>> start Records for the task

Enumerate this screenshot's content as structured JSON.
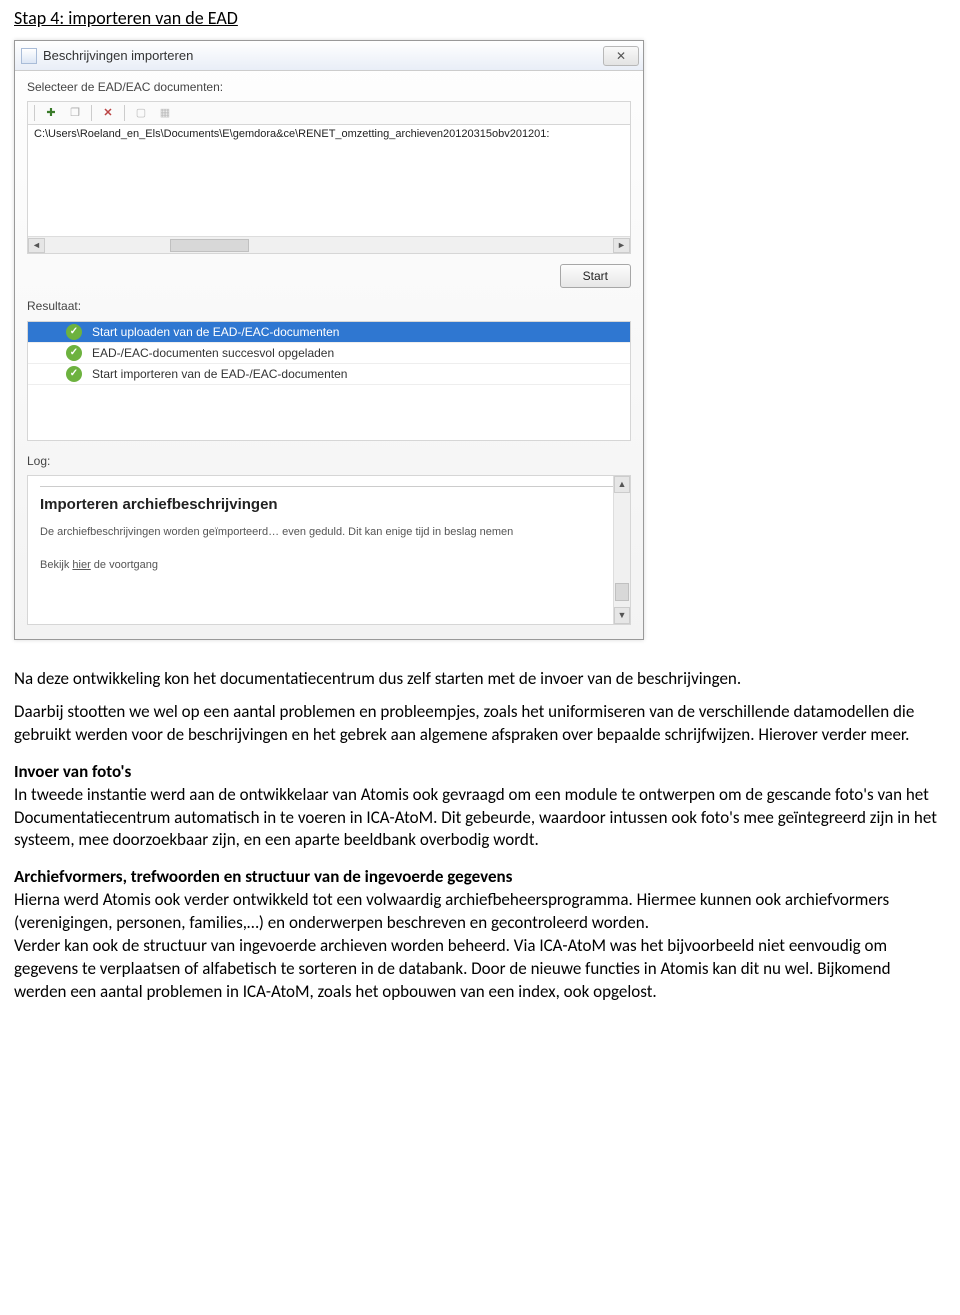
{
  "step_title": "Stap 4: importeren van de EAD",
  "dialog": {
    "title": "Beschrijvingen importeren",
    "select_label": "Selecteer de EAD/EAC documenten:",
    "file_path": "C:\\Users\\Roeland_en_Els\\Documents\\E\\gemdora&ce\\RENET_omzetting_archieven20120315obv201201:",
    "start_button": "Start",
    "result_label": "Resultaat:",
    "results": [
      "Start uploaden van de EAD-/EAC-documenten",
      "EAD-/EAC-documenten succesvol opgeladen",
      "Start importeren van de EAD-/EAC-documenten"
    ],
    "log_label": "Log:",
    "log_heading": "Importeren archiefbeschrijvingen",
    "log_text": "De archiefbeschrijvingen worden geïmporteerd… even geduld. Dit kan enige tijd in beslag nemen",
    "log_footer_prefix": "Bekijk ",
    "log_footer_link": "hier",
    "log_footer_suffix": " de voortgang"
  },
  "body": {
    "p1": "Na deze ontwikkeling kon het documentatiecentrum dus zelf starten met de invoer van de beschrijvingen.",
    "p2": "Daarbij stootten we wel op een aantal problemen en probleempjes, zoals het uniformiseren van de verschillende datamodellen die gebruikt werden voor de beschrijvingen en het gebrek aan algemene afspraken over bepaalde schrijfwijzen. Hierover verder meer.",
    "h1": "Invoer van foto's",
    "p3": "In tweede instantie werd aan de ontwikkelaar van Atomis ook gevraagd om een module te ontwerpen om de gescande foto's van het Documentatiecentrum automatisch in te voeren in ICA-AtoM. Dit gebeurde, waardoor intussen ook foto's mee geïntegreerd zijn in het systeem, mee doorzoekbaar zijn, en een aparte beeldbank overbodig wordt.",
    "h2": "Archiefvormers, trefwoorden en structuur van de ingevoerde gegevens",
    "p4": "Hierna werd Atomis ook verder ontwikkeld tot een volwaardig archiefbeheersprogramma. Hiermee kunnen ook archiefvormers (verenigingen, personen, families,…) en onderwerpen beschreven en gecontroleerd worden.",
    "p5": "Verder kan ook de structuur van ingevoerde archieven worden beheerd. Via ICA-AtoM was het bijvoorbeeld niet eenvoudig om gegevens te verplaatsen of alfabetisch te sorteren in de databank. Door de nieuwe functies in Atomis kan dit nu wel. Bijkomend werden een aantal problemen in ICA-AtoM, zoals het opbouwen van een index, ook opgelost."
  }
}
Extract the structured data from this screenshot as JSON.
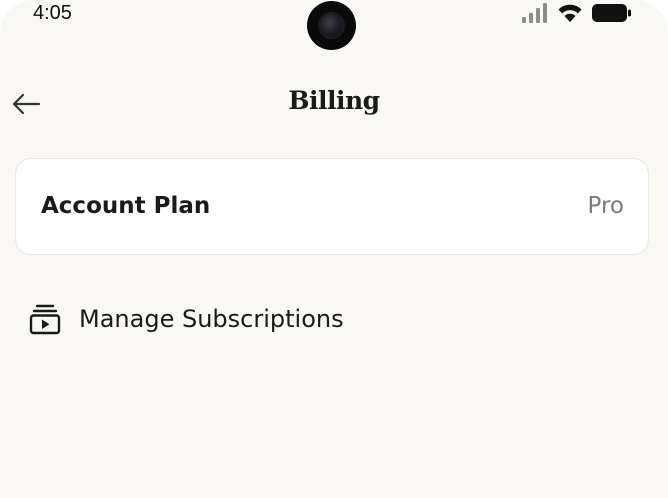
{
  "status_bar": {
    "time": "4:05",
    "icons": [
      "cellular-signal-icon",
      "wifi-icon",
      "battery-icon"
    ]
  },
  "header": {
    "back_icon": "arrow-left-icon",
    "title": "Billing"
  },
  "account_plan": {
    "label": "Account Plan",
    "value": "Pro"
  },
  "manage_subscriptions": {
    "icon": "subscriptions-icon",
    "label": "Manage Subscriptions"
  },
  "colors": {
    "background": "#f9f8f4",
    "card": "#ffffff",
    "text_primary": "#1a1a1a",
    "text_secondary": "#7d7b76"
  }
}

>> end Records for the task

Wherever a line in the data above holds "ingevoerde", copy that line.

» **Expected answer**
    "h2": "Archiefvormers, trefwoorden en structuur van de ingevoerde gegevens",
    "p5": "Verder kan ook de structuur van ingevoerde archieven worden beheerd. Via ICA-AtoM was het bijvoorbeeld niet eenvoudig om gegevens te verplaatsen of alfabetisch te sorteren in de databank. Door de nieuwe functies in Atomis kan dit nu wel. Bijkomend werden een aantal problemen in ICA-AtoM, zoals het opbouwen van een index, ook opgelost."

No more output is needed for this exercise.